Tally the lines in these records that hold the string "ledelsen", and reply with the number alone.

/---

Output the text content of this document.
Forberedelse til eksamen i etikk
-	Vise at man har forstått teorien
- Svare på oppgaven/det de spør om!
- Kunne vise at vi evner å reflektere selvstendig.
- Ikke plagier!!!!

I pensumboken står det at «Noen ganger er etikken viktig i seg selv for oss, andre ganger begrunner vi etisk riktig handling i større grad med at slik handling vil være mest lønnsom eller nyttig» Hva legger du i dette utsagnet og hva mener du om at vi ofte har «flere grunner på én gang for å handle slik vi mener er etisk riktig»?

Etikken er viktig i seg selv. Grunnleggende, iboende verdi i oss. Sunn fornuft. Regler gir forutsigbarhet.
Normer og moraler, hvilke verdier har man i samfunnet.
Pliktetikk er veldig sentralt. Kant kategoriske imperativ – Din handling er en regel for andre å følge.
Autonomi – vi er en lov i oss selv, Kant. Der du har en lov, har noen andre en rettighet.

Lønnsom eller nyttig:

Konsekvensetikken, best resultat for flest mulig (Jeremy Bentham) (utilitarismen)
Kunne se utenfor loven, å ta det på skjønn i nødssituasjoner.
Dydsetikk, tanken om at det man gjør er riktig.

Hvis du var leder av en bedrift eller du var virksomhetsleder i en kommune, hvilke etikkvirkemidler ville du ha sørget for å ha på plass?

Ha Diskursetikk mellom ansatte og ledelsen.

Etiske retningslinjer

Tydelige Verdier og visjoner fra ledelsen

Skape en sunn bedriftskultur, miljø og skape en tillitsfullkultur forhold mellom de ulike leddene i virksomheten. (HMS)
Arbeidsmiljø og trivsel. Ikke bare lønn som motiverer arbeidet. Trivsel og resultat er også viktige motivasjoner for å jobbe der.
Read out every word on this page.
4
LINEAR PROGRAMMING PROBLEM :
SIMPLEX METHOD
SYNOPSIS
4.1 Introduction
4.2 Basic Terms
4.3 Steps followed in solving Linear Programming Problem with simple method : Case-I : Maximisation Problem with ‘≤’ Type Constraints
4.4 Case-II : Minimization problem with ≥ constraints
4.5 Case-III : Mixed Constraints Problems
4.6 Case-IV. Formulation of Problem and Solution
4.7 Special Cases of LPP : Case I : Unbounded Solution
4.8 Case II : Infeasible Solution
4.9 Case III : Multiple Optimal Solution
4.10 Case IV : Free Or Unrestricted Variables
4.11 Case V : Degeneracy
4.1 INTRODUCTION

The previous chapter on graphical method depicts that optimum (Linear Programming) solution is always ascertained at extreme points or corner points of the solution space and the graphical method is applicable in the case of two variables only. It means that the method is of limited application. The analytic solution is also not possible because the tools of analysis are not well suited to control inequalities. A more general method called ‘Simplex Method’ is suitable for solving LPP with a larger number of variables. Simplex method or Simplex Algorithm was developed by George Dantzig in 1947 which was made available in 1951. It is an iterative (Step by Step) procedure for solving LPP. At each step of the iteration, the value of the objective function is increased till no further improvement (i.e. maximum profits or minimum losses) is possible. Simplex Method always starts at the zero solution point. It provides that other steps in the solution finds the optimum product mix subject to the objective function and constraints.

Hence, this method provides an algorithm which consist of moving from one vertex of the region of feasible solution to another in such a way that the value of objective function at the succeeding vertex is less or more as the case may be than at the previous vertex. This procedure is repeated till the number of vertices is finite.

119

\---

(Task output):
2